Stated problem: Go through the records and extract every line with the word "emoji".

Dataset records:
--- Start ---

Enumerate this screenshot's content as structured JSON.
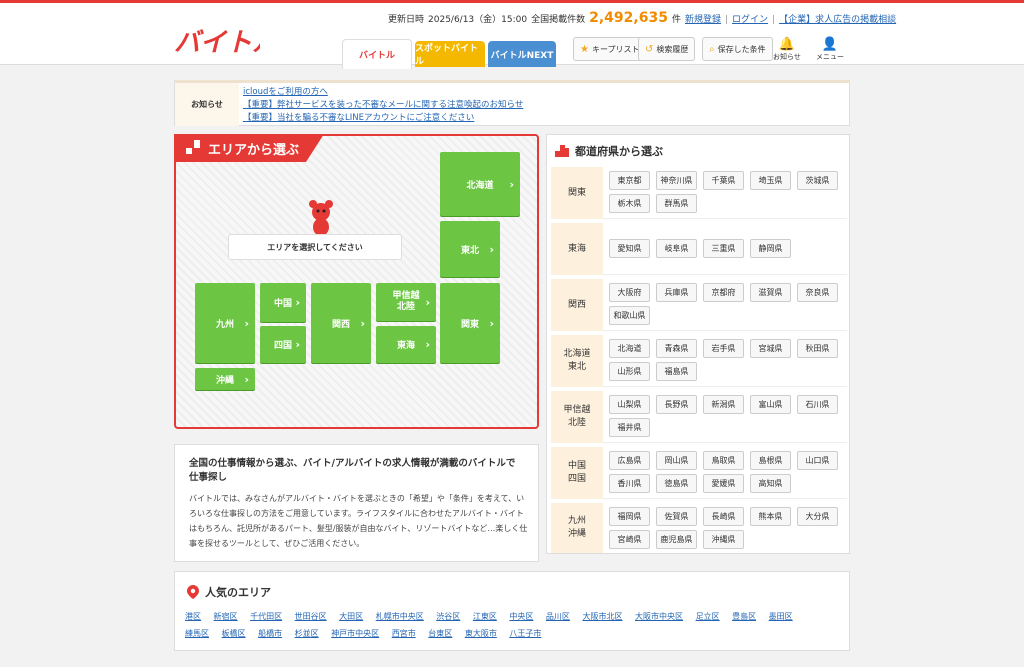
{
  "header": {
    "logo_alt": "バイトル",
    "updated_label": "更新日時",
    "updated_value": "2025/6/13（金）15:00",
    "count_label": "全国掲載件数",
    "count_value": "2,492,635",
    "count_unit": "件",
    "register_link": "新規登録",
    "login_link": "ログイン",
    "corp_link": "【企業】求人広告の掲載相談",
    "tabs": [
      "バイトル",
      "スポットバイトル",
      "バイトルNEXT"
    ],
    "keeplist": "キープリスト",
    "history": "検索履歴",
    "saved": "保存した条件",
    "notice_icon_label": "お知らせ",
    "menu_label": "メニュー"
  },
  "notice": {
    "label": "お知らせ",
    "items": [
      "icloudをご利用の方へ",
      "【重要】弊社サービスを装った不審なメールに関する注意喚起のお知らせ",
      "【重要】当社を騙る不審なLINEアカウントにご注意ください"
    ]
  },
  "area": {
    "title": "エリアから選ぶ",
    "prompt": "エリアを選択してください",
    "regions": {
      "hokkaido": "北海道",
      "tohoku": "東北",
      "koshinetsu": "甲信越\n北陸",
      "kanto": "関東",
      "kansai": "関西",
      "tokai": "東海",
      "chugoku": "中国",
      "shikoku": "四国",
      "kyushu": "九州",
      "okinawa": "沖縄"
    }
  },
  "info": {
    "title": "全国の仕事情報から選ぶ、バイト/アルバイトの求人情報が満載のバイトルで仕事探し",
    "body": "バイトルでは、みなさんがアルバイト・バイトを選ぶときの「希望」や「条件」を考えて、いろいろな仕事探しの方法をご用意しています。ライフスタイルに合わせたアルバイト・バイトはもちろん、託児所があるパート、髪型/服装が自由なバイト、リゾートバイトなど…楽しく仕事を探せるツールとして、ぜひご活用ください。"
  },
  "prefectures": {
    "title": "都道府県から選ぶ",
    "rows": [
      {
        "label": "関東",
        "items": [
          "東京都",
          "神奈川県",
          "千葉県",
          "埼玉県",
          "茨城県",
          "栃木県",
          "群馬県"
        ]
      },
      {
        "label": "東海",
        "items": [
          "愛知県",
          "岐阜県",
          "三重県",
          "静岡県"
        ]
      },
      {
        "label": "関西",
        "items": [
          "大阪府",
          "兵庫県",
          "京都府",
          "滋賀県",
          "奈良県",
          "和歌山県"
        ]
      },
      {
        "label": "北海道\n東北",
        "items": [
          "北海道",
          "青森県",
          "岩手県",
          "宮城県",
          "秋田県",
          "山形県",
          "福島県"
        ]
      },
      {
        "label": "甲信越\n北陸",
        "items": [
          "山梨県",
          "長野県",
          "新潟県",
          "富山県",
          "石川県",
          "福井県"
        ]
      },
      {
        "label": "中国\n四国",
        "items": [
          "広島県",
          "岡山県",
          "鳥取県",
          "島根県",
          "山口県",
          "香川県",
          "徳島県",
          "愛媛県",
          "高知県"
        ]
      },
      {
        "label": "九州\n沖縄",
        "items": [
          "福岡県",
          "佐賀県",
          "長崎県",
          "熊本県",
          "大分県",
          "宮崎県",
          "鹿児島県",
          "沖縄県"
        ]
      }
    ]
  },
  "popular": {
    "title": "人気のエリア",
    "links": [
      "港区",
      "新宿区",
      "千代田区",
      "世田谷区",
      "大田区",
      "札幌市中央区",
      "渋谷区",
      "江東区",
      "中央区",
      "品川区",
      "大阪市北区",
      "大阪市中央区",
      "足立区",
      "豊島区",
      "墨田区",
      "練馬区",
      "板橋区",
      "船橋市",
      "杉並区",
      "神戸市中央区",
      "西宮市",
      "台東区",
      "東大阪市",
      "八王子市"
    ]
  },
  "colors": {
    "brand_red": "#e53935",
    "region_green": "#6cc644",
    "spot_yellow": "#f5b800",
    "next_blue": "#4a8fd1",
    "count_orange": "#f08c00"
  }
}
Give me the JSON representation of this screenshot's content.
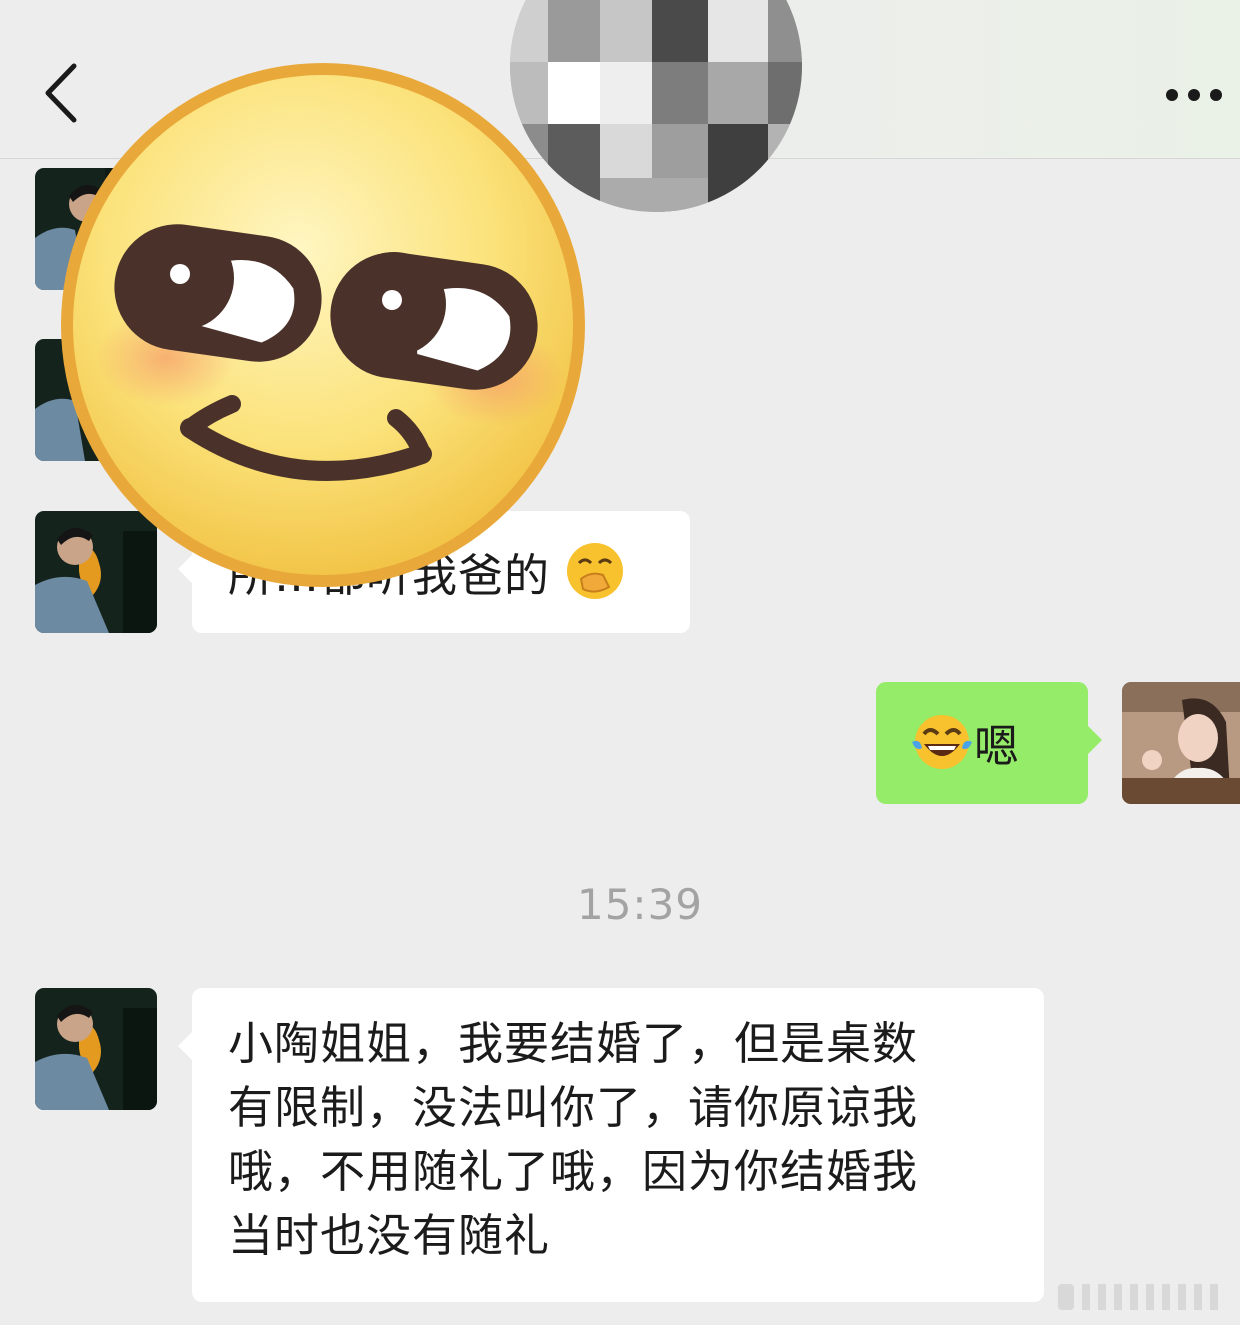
{
  "header": {
    "back_icon": "chevron-left-icon",
    "more_icon": "more-dots-icon",
    "avatar": "pixelated-avatar"
  },
  "overlay": {
    "sticker": "smirk-face-emoji-sticker"
  },
  "messages": [
    {
      "side": "left",
      "text": "所…都听我爸的",
      "emoji": "hand-over-mouth-emoji"
    },
    {
      "side": "right",
      "text": "嗯",
      "emoji": "tears-of-joy-emoji"
    },
    {
      "side": "left",
      "lines": [
        "小陶姐姐，我要结婚了，但是桌数",
        "有限制，没法叫你了，请你原谅我",
        "哦，不用随礼了哦，因为你结婚我",
        "当时也没有随礼"
      ]
    }
  ],
  "timestamp": "15:39",
  "colors": {
    "background": "#ededed",
    "bubble_left": "#ffffff",
    "bubble_right": "#95ec69",
    "timestamp": "#a3a3a3"
  }
}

--- End ---

The response:
    "sticker": "smirk-face-emoji-sticker"
      "emoji": "hand-over-mouth-emoji"
      "emoji": "tears-of-joy-emoji"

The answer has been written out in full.